--- start SUPPLIED MATERIAL ---

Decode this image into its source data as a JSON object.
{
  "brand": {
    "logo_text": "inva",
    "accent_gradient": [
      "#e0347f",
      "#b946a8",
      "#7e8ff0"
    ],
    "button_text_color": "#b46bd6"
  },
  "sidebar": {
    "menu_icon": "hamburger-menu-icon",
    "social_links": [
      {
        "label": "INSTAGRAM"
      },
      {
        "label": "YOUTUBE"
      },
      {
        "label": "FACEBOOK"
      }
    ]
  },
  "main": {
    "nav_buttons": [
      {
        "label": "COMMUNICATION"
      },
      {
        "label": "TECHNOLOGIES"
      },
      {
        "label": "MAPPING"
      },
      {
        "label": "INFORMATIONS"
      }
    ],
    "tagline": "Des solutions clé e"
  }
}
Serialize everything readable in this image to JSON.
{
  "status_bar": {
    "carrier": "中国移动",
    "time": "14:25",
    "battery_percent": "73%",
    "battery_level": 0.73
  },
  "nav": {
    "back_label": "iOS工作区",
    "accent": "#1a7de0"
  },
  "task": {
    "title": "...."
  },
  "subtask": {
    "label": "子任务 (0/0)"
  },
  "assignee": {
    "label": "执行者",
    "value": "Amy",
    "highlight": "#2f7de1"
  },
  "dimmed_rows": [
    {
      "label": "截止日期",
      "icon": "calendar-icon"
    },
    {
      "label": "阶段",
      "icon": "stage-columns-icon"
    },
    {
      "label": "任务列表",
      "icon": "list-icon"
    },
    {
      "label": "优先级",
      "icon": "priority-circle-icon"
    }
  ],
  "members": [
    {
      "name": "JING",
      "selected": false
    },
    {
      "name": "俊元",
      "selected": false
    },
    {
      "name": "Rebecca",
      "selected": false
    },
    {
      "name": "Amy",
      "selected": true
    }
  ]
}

--- end SUPPLIED MATERIAL ---

Where a line of the records above holds the word "image", copy that line.

Decode this image into its source data as a JSON object.
Serialize everything readable in this image to JSON.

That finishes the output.